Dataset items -

------------------------

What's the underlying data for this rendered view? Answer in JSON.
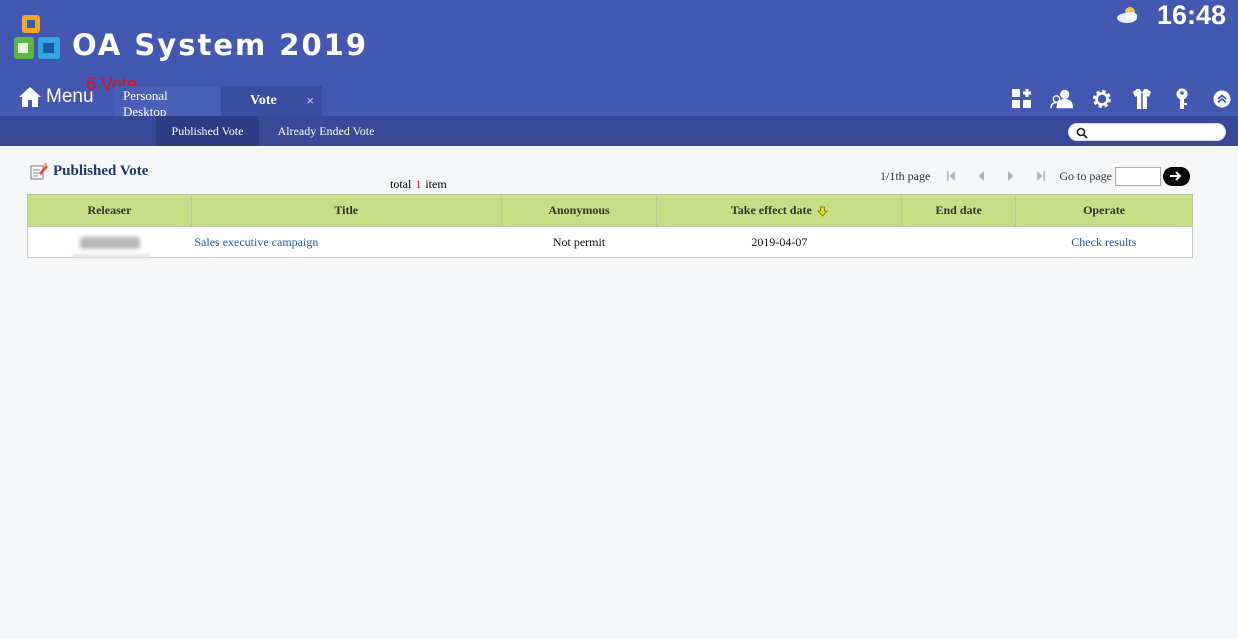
{
  "header": {
    "app_title": "OA System 2019",
    "clock": "16:48",
    "menu_label": "Menu",
    "annotation": "6.Vote",
    "accent_color": "#4358b0"
  },
  "tabs": [
    {
      "label": "Personal Desktop",
      "active": false
    },
    {
      "label": "Vote",
      "active": true,
      "close": "×"
    }
  ],
  "toolbar_icons": [
    "add-app-icon",
    "user-group-icon",
    "gear-icon",
    "shirt-icon",
    "key-icon",
    "collapse-up-icon"
  ],
  "subnav": {
    "items": [
      {
        "label": "Published Vote",
        "active": true
      },
      {
        "label": "Already Ended Vote",
        "active": false
      }
    ],
    "search_placeholder": ""
  },
  "section": {
    "title": "Published Vote"
  },
  "summary": {
    "prefix": "total",
    "count": "1",
    "suffix": "item"
  },
  "pager": {
    "page_info": "1/1th page",
    "goto_label": "Go to page"
  },
  "table": {
    "columns": [
      "Releaser",
      "Title",
      "Anonymous",
      "Take effect date",
      "End date",
      "Operate"
    ],
    "rows": [
      {
        "releaser": "",
        "title": "Sales executive campaign",
        "anonymous": "Not permit",
        "take_effect_date": "2019-04-07",
        "end_date": "",
        "operate": "Check results"
      }
    ]
  }
}
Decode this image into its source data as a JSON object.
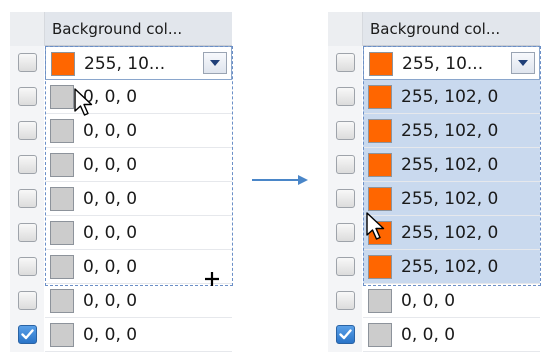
{
  "header": {
    "title": "Background col..."
  },
  "left": {
    "editor": {
      "value": "255, 10...",
      "color": "#ff6600"
    },
    "rows": [
      {
        "value": "0, 0, 0",
        "color": "#cccccc",
        "checked": false
      },
      {
        "value": "0, 0, 0",
        "color": "#cccccc",
        "checked": false
      },
      {
        "value": "0, 0, 0",
        "color": "#cccccc",
        "checked": false
      },
      {
        "value": "0, 0, 0",
        "color": "#cccccc",
        "checked": false
      },
      {
        "value": "0, 0, 0",
        "color": "#cccccc",
        "checked": false
      },
      {
        "value": "0, 0, 0",
        "color": "#cccccc",
        "checked": false
      },
      {
        "value": "0, 0, 0",
        "color": "#cccccc",
        "checked": false
      },
      {
        "value": "0, 0, 0",
        "color": "#cccccc",
        "checked": true
      }
    ]
  },
  "right": {
    "editor": {
      "value": "255, 10...",
      "color": "#ff6600"
    },
    "rows": [
      {
        "value": "255, 102, 0",
        "color": "#ff6600",
        "checked": false,
        "selected": true
      },
      {
        "value": "255, 102, 0",
        "color": "#ff6600",
        "checked": false,
        "selected": true
      },
      {
        "value": "255, 102, 0",
        "color": "#ff6600",
        "checked": false,
        "selected": true
      },
      {
        "value": "255, 102, 0",
        "color": "#ff6600",
        "checked": false,
        "selected": true
      },
      {
        "value": "255, 102, 0",
        "color": "#ff6600",
        "checked": false,
        "selected": true
      },
      {
        "value": "255, 102, 0",
        "color": "#ff6600",
        "checked": false,
        "selected": true
      },
      {
        "value": "0, 0, 0",
        "color": "#cccccc",
        "checked": false,
        "selected": false
      },
      {
        "value": "0, 0, 0",
        "color": "#cccccc",
        "checked": true,
        "selected": false
      }
    ]
  },
  "icons": {
    "transition_arrow": "right-arrow-icon",
    "pointer": "mouse-pointer-icon",
    "crosshair": "crosshair-cursor-icon",
    "dropdown": "chevron-down-icon",
    "check": "checkmark-icon"
  },
  "colors": {
    "accent_orange": "#ff6600",
    "default_gray": "#cccccc",
    "selection_blue": "#c9d9ee",
    "arrow_blue": "#4a86c8"
  }
}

------------------------

Reproduce the whole listing word for word, setting aside any pictures.

What's the underlying data for this rendered view? Answer in JSON.
{
  "header": {
    "app_title": "OA System 2019",
    "clock": "16:48",
    "menu_label": "Menu",
    "annotation": "6.Vote",
    "accent_color": "#4358b0"
  },
  "tabs": [
    {
      "label": "Personal Desktop",
      "active": false
    },
    {
      "label": "Vote",
      "active": true,
      "close": "×"
    }
  ],
  "toolbar_icons": [
    "add-app-icon",
    "user-group-icon",
    "gear-icon",
    "shirt-icon",
    "key-icon",
    "collapse-up-icon"
  ],
  "subnav": {
    "items": [
      {
        "label": "Published Vote",
        "active": true
      },
      {
        "label": "Already Ended Vote",
        "active": false
      }
    ],
    "search_placeholder": ""
  },
  "section": {
    "title": "Published Vote"
  },
  "summary": {
    "prefix": "total",
    "count": "1",
    "suffix": "item"
  },
  "pager": {
    "page_info": "1/1th page",
    "goto_label": "Go to page"
  },
  "table": {
    "columns": [
      "Releaser",
      "Title",
      "Anonymous",
      "Take effect date",
      "End date",
      "Operate"
    ],
    "rows": [
      {
        "releaser": "",
        "title": "Sales executive campaign",
        "anonymous": "Not permit",
        "take_effect_date": "2019-04-07",
        "end_date": "",
        "operate": "Check results"
      }
    ]
  }
}
Decode this image into its source data as a JSON object.
{
  "header": {
    "title": "Background col..."
  },
  "left": {
    "editor": {
      "value": "255, 10...",
      "color": "#ff6600"
    },
    "rows": [
      {
        "value": "0, 0, 0",
        "color": "#cccccc",
        "checked": false
      },
      {
        "value": "0, 0, 0",
        "color": "#cccccc",
        "checked": false
      },
      {
        "value": "0, 0, 0",
        "color": "#cccccc",
        "checked": false
      },
      {
        "value": "0, 0, 0",
        "color": "#cccccc",
        "checked": false
      },
      {
        "value": "0, 0, 0",
        "color": "#cccccc",
        "checked": false
      },
      {
        "value": "0, 0, 0",
        "color": "#cccccc",
        "checked": false
      },
      {
        "value": "0, 0, 0",
        "color": "#cccccc",
        "checked": false
      },
      {
        "value": "0, 0, 0",
        "color": "#cccccc",
        "checked": true
      }
    ]
  },
  "right": {
    "editor": {
      "value": "255, 10...",
      "color": "#ff6600"
    },
    "rows": [
      {
        "value": "255, 102, 0",
        "color": "#ff6600",
        "checked": false,
        "selected": true
      },
      {
        "value": "255, 102, 0",
        "color": "#ff6600",
        "checked": false,
        "selected": true
      },
      {
        "value": "255, 102, 0",
        "color": "#ff6600",
        "checked": false,
        "selected": true
      },
      {
        "value": "255, 102, 0",
        "color": "#ff6600",
        "checked": false,
        "selected": true
      },
      {
        "value": "255, 102, 0",
        "color": "#ff6600",
        "checked": false,
        "selected": true
      },
      {
        "value": "255, 102, 0",
        "color": "#ff6600",
        "checked": false,
        "selected": true
      },
      {
        "value": "0, 0, 0",
        "color": "#cccccc",
        "checked": false,
        "selected": false
      },
      {
        "value": "0, 0, 0",
        "color": "#cccccc",
        "checked": true,
        "selected": false
      }
    ]
  },
  "icons": {
    "transition_arrow": "right-arrow-icon",
    "pointer": "mouse-pointer-icon",
    "crosshair": "crosshair-cursor-icon",
    "dropdown": "chevron-down-icon",
    "check": "checkmark-icon"
  },
  "colors": {
    "accent_orange": "#ff6600",
    "default_gray": "#cccccc",
    "selection_blue": "#c9d9ee",
    "arrow_blue": "#4a86c8"
  }
}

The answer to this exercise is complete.